### Document section

The just-concluded fight in Congress over taxes has mostly been viewed as an argument over the Bush-era tax cuts, but it was also a cliffhanger make-or-break deal for a variety of energy taxes.
In the package signed Friday afternoon by President Obama, chief among these is the subsidy for wind and solar projects known as the Treasury Grant Program, the most recent form of federal aid for renewable energy.
The aid was originally given as a tax credit, and when the recession hit, the credits became useless for most companies: they had no profits to take a credit against, so the recovery act of 2009 converted this to a grant.
The grant program was scheduled to expire on Dec. 31 because Congress figured the recession would be over by then and corporate profits would return, once again creating a market for the tax credits. The tax credit program is in place through 2012.
But the recession is still with us. So the bill that extended the Bush-era tax cuts for two years also included a one-year extension of the grant program.
That is especially important for wind projects, which have been tapering off in anticipation of the end of the grant program. Solar projects, with a shorter lead time, began their slowdown later but were also affected.

### Written instruction 1
In the passage on energy taxes, rewrite everything from "The grant program was" down to "extension of the grant program.", replacing "two years" with "three years".
### Written instruction 2
According to the passage on energy taxes, through what year is the tax credit program in place?

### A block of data
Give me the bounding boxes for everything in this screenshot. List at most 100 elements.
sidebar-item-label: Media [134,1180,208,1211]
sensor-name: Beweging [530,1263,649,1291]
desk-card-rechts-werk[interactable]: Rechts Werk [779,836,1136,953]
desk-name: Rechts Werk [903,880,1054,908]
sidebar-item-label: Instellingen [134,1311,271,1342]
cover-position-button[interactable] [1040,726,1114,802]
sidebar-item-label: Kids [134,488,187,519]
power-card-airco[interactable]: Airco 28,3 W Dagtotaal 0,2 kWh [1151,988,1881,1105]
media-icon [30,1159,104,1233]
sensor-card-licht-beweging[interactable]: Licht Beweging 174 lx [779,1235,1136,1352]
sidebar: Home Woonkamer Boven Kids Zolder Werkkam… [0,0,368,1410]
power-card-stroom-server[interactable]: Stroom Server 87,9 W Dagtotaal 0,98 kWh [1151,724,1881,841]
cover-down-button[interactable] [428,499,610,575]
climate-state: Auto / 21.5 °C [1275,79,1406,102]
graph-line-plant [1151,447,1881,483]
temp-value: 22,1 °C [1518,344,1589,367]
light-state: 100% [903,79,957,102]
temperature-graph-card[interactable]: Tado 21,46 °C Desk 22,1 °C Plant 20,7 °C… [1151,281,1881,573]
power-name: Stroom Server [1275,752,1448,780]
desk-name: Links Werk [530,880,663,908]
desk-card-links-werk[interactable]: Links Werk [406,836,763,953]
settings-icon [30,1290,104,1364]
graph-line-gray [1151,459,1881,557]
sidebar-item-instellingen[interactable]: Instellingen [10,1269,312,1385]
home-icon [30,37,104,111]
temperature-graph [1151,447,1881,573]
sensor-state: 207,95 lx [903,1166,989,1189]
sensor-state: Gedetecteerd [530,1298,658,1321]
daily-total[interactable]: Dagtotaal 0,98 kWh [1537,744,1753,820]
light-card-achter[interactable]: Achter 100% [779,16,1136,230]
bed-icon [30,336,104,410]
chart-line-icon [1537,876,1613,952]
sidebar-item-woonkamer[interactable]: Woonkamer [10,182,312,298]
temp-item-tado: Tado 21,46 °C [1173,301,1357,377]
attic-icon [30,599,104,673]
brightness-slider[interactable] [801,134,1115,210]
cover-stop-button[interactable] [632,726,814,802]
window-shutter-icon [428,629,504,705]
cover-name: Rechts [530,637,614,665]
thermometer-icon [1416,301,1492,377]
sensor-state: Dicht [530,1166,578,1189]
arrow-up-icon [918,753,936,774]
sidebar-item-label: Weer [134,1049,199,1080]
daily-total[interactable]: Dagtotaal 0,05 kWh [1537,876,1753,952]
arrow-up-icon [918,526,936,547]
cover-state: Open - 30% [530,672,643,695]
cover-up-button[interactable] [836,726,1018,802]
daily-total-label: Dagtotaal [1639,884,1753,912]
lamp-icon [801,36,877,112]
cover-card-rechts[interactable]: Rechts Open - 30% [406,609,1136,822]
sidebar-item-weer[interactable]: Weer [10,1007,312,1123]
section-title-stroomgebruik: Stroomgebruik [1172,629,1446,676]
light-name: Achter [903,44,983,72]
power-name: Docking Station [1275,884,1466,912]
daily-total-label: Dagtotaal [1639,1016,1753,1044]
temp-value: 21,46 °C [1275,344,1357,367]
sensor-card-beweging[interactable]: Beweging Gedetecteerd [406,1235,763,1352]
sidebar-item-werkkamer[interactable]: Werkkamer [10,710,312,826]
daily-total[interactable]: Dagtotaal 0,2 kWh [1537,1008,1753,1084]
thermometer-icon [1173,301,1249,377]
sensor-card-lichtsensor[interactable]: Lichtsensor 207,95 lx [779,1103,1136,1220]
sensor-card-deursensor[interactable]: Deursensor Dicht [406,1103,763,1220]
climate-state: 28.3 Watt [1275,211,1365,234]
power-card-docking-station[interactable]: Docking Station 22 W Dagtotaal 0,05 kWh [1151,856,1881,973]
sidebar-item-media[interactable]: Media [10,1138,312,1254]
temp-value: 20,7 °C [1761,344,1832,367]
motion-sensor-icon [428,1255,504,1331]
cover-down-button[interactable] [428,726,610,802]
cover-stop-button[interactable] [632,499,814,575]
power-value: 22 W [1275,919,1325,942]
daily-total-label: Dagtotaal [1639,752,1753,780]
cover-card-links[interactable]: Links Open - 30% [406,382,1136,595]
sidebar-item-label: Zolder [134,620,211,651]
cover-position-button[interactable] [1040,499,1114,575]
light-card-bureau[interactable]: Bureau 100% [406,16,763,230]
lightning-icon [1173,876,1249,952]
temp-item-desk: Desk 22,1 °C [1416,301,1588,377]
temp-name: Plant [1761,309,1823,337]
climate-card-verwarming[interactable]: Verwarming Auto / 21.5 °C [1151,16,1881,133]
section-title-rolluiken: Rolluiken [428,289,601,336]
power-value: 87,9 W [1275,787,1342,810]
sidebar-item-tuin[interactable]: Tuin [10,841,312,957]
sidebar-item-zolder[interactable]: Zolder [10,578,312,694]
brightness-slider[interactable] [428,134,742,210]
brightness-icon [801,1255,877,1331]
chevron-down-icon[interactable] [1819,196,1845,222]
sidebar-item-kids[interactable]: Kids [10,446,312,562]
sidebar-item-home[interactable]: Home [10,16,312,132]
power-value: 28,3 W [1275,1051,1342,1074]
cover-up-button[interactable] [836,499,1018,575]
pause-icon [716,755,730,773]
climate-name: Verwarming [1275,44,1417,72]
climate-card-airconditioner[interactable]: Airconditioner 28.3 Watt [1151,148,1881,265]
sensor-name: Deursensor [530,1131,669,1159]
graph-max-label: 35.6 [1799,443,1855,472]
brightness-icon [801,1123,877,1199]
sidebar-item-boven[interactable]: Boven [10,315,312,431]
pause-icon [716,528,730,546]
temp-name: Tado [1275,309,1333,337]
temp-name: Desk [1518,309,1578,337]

### Exercise solution 1
The grant program was scheduled to expire on Dec. 31 because Congress figured the recession would be over by then and corporate profits would return, once again creating a market for the tax credits. The tax credit program is in place through 2012.
But the recession is still with us. So the bill that extended the Bush-era tax cuts for three years also included a one-year extension of the grant program.

### Exercise solution 2
2012